--- PASSAGE PROVIDED ---

Modesty is not a salient quality of global brands and, among banks, it’s almost unheard of.
So it was a surprise to find of all people Chris Clark, head of marketing planning and brand strategy at HSBC, setting the tone at this week’s Global Brand Think Tank, organised by the International Advertising Association, with a mea culpa.
“We’re in the foothills,” he said, “of understanding what the customer expects of us. It’s no good being complacent, say, about the feel-good effect of a glossy global advertising campaign. What really matters is what people say about you when you leave the room. We have to ‘mind the gap’ between expectation and experience much better than we have in the past.”
That’s easier said than done of course. The influence of commercial bank marketers, however well paid, elevated in status, and well armed in the budgetary department, is strictly limited. Marketing, as senior bankers privately see it, is the flower-arrangement department; the millions of pounds expended hardly compare in importance with the tens of billions invested in, say, sovereign debt (or mortgage SIVs) – the proper business of banking.

---

▶ _EXERCISE DESCRIPTION_
In the passage on bank marketing, which organization ran this week's Global Brand Think Tank?

--- RAW DATA ---

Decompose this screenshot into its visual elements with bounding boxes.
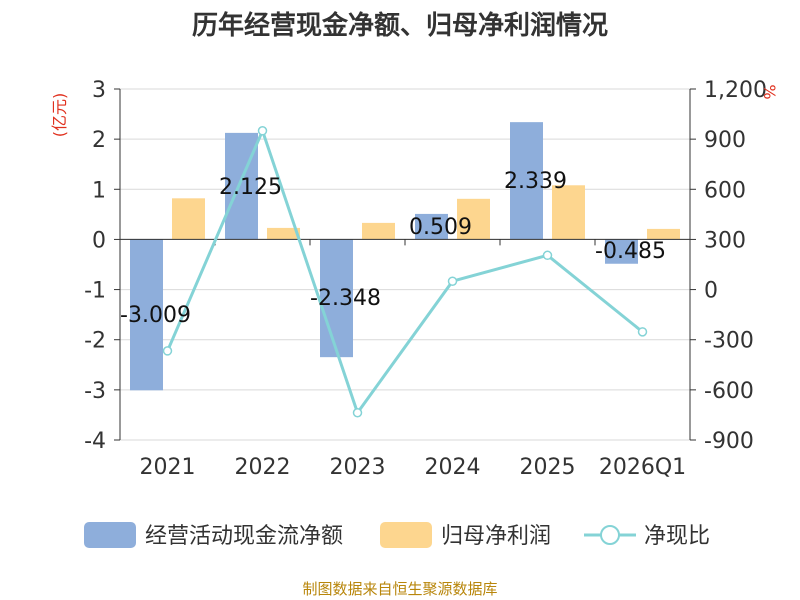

---

▶ _RESPONSE_
The International Advertising Association